TASK REQUIREMENTS:
Search the listing for "name" and copy every line where it appears.

INPUT FOR THIS TASK:

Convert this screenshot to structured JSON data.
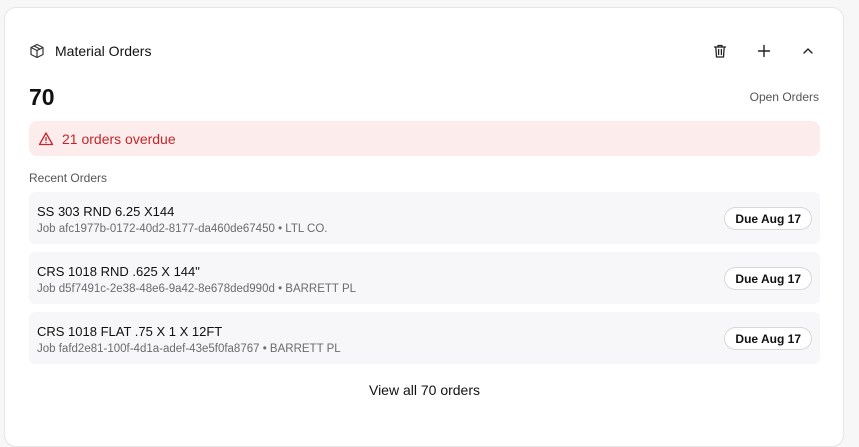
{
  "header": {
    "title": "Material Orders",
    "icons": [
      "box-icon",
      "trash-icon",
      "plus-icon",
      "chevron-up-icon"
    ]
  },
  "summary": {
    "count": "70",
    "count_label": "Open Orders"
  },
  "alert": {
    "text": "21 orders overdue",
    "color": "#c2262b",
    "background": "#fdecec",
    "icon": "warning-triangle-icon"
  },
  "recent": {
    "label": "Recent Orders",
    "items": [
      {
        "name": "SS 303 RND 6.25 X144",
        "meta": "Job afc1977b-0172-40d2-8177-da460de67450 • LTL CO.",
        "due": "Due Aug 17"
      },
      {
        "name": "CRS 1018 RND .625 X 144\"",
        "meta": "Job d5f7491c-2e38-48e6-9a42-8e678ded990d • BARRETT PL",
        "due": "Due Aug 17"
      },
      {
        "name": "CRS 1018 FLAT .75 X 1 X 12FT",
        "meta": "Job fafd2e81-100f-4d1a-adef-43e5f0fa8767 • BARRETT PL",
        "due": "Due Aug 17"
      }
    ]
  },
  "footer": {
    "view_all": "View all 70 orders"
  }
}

CORRECT OUTPUT:
        "name": "SS 303 RND 6.25 X144",
        "name": "CRS 1018 RND .625 X 144\"",
        "name": "CRS 1018 FLAT .75 X 1 X 12FT",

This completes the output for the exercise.